**WHAT YOU NEED TO DO**
List each line of the data that holds the string "this", please.

**Rows from a dataset**
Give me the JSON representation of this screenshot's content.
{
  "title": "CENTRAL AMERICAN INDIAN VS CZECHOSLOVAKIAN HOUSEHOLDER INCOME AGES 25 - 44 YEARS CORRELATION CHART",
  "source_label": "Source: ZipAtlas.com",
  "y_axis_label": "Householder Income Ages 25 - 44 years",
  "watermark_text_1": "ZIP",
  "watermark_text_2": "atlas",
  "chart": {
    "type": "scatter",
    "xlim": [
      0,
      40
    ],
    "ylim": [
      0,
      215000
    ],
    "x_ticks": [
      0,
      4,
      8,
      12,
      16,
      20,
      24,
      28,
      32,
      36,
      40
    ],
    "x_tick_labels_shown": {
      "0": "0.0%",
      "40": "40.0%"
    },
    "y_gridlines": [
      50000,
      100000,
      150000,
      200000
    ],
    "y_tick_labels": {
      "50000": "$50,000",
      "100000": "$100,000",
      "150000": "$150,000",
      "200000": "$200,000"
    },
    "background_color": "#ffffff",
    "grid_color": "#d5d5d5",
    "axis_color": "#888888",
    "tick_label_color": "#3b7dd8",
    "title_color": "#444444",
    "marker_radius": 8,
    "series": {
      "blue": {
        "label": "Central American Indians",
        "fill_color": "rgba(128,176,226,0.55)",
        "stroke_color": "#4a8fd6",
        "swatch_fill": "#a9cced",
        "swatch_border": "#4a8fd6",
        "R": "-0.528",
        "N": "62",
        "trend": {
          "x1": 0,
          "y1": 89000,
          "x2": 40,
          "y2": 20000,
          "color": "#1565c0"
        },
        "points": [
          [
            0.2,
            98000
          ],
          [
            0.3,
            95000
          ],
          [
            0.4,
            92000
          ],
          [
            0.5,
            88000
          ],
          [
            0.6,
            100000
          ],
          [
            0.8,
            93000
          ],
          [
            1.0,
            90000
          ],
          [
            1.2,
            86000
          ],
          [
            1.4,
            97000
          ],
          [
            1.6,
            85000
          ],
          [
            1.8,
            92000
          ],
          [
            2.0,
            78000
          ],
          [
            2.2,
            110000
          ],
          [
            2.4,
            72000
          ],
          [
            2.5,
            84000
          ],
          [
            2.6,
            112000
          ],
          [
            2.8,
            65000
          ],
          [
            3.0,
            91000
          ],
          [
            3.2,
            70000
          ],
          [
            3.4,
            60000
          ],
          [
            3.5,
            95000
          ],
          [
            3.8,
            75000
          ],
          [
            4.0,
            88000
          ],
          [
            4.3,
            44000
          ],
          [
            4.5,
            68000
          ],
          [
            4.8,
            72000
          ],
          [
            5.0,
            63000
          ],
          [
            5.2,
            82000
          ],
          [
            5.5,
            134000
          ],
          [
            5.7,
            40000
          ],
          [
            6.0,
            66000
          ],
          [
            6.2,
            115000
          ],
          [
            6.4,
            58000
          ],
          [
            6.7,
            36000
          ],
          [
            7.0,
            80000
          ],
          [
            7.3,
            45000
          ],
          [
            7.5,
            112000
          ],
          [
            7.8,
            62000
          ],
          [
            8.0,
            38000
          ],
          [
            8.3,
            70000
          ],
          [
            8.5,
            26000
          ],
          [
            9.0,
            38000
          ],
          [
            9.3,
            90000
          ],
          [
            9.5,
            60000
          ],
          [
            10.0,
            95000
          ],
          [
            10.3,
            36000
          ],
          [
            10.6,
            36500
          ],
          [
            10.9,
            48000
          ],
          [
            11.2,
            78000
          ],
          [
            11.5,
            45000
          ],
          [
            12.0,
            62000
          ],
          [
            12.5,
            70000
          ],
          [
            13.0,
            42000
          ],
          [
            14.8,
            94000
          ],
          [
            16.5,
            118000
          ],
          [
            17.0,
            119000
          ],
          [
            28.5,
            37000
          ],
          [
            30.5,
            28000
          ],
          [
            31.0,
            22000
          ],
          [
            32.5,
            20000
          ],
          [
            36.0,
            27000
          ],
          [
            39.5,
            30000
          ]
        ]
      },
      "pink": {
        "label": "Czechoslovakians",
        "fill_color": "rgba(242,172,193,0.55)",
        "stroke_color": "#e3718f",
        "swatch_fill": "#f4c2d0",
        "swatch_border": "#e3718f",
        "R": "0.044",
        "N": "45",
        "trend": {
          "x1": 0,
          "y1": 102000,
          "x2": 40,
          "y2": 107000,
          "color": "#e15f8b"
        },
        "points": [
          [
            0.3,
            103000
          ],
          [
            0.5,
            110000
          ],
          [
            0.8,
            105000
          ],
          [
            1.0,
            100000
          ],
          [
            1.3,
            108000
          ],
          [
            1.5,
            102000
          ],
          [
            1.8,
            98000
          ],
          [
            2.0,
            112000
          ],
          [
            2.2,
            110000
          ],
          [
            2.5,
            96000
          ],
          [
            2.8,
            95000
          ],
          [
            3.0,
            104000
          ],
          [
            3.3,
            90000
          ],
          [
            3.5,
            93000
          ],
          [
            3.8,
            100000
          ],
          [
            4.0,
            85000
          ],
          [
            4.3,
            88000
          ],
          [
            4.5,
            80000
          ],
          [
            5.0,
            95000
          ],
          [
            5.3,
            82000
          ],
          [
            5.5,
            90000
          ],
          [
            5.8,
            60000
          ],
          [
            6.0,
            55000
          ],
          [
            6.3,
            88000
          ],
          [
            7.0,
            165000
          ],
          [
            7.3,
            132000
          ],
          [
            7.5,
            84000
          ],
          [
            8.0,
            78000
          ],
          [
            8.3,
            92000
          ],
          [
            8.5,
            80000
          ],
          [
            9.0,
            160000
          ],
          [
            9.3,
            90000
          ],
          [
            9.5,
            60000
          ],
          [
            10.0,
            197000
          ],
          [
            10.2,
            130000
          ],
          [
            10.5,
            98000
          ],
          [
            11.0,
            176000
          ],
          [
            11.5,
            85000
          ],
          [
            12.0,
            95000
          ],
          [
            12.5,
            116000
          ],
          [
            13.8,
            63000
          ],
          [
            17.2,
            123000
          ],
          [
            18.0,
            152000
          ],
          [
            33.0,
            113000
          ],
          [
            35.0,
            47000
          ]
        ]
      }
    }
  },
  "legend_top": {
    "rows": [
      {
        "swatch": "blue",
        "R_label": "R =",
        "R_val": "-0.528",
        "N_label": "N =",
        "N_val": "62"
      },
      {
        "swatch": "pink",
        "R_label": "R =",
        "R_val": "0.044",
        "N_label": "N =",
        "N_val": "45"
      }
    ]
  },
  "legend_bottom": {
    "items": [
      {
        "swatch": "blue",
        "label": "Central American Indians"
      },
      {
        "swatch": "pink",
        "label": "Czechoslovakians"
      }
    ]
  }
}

--

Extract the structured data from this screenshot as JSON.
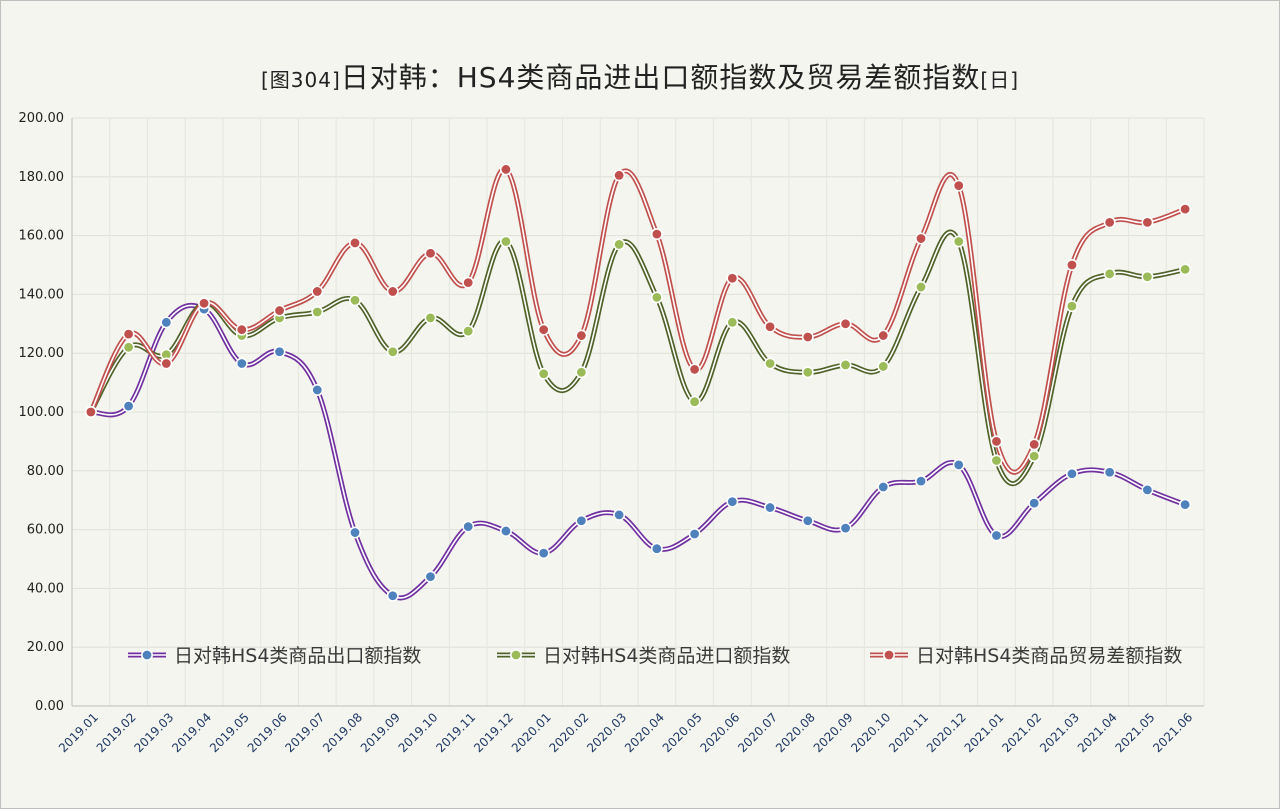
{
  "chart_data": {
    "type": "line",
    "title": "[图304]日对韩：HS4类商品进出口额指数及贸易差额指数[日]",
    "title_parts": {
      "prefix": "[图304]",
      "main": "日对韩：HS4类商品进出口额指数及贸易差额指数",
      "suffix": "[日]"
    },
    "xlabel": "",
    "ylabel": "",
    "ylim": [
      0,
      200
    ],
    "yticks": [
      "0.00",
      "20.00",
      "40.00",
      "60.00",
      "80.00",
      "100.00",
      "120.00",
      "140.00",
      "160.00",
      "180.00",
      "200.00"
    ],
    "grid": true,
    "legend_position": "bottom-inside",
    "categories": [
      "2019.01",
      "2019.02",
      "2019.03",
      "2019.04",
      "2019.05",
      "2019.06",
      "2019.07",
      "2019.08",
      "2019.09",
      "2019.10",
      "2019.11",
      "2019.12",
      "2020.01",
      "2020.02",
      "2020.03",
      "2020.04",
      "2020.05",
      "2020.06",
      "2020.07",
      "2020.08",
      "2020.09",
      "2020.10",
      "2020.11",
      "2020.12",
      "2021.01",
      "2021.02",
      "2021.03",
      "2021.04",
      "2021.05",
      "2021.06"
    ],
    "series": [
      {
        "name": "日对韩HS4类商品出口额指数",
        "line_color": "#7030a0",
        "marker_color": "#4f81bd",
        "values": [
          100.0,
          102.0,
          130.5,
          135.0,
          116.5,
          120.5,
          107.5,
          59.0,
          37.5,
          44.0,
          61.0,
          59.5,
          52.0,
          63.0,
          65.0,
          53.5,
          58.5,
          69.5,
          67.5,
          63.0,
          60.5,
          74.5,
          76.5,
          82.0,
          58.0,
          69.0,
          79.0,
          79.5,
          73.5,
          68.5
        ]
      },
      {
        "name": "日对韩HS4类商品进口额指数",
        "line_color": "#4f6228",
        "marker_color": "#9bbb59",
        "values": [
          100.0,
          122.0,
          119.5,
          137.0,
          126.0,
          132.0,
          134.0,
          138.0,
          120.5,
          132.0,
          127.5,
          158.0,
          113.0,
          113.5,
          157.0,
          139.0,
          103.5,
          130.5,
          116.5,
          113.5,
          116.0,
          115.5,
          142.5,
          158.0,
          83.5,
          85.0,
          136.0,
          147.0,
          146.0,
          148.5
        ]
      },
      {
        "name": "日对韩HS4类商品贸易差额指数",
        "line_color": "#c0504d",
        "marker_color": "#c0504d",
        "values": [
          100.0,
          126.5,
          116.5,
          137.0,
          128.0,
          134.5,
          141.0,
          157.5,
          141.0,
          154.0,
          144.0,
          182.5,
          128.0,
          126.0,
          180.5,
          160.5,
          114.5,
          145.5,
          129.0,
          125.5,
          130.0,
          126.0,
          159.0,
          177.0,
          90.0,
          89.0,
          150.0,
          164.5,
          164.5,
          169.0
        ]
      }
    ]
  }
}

**REPLY**
Give me the JSON representation of this screenshot's content.
Extract the structured data from this screenshot as JSON.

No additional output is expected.